Dataset listings of figures:
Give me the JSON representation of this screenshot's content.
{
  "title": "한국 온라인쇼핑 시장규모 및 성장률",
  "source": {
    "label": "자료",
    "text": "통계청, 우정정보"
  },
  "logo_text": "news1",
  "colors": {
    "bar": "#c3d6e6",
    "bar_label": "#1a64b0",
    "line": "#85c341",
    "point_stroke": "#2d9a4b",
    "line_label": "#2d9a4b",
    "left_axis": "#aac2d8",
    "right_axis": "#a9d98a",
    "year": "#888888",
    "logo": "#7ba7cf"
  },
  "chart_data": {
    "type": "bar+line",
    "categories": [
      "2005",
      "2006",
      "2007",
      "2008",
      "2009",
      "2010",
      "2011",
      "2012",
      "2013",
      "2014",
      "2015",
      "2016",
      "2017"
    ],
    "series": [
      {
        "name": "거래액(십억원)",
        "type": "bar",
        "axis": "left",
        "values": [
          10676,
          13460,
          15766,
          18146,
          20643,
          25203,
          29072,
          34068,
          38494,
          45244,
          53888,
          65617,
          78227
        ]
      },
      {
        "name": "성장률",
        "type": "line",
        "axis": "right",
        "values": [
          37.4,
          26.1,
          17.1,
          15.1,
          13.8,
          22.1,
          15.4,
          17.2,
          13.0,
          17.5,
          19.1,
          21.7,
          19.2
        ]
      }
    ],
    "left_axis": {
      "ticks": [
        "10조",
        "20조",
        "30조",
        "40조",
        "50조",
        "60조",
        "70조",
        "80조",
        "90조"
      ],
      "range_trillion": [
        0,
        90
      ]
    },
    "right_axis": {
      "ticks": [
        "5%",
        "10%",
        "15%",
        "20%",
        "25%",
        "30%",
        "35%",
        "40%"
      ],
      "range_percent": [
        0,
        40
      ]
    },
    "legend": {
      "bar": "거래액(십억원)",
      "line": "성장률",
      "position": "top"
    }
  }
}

---

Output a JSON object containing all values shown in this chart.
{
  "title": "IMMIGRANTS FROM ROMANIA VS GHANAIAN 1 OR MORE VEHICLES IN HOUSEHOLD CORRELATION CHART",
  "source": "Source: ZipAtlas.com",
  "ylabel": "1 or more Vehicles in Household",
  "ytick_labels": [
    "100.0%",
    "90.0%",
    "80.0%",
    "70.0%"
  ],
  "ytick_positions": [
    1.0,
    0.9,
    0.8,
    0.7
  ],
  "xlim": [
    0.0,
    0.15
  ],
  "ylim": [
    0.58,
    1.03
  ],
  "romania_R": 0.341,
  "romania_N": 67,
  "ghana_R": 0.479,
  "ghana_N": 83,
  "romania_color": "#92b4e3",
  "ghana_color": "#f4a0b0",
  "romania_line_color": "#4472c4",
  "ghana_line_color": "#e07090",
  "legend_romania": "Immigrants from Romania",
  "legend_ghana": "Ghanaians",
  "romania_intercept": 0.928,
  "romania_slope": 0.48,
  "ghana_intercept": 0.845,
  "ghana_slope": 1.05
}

__What you are asked to do__: Isolate the lines above that contain the word "this" and copy them.

__Answer in full__:
Give me the JSON representation of this screenshot's content.
Output a JSON object containing all values shown in this chart.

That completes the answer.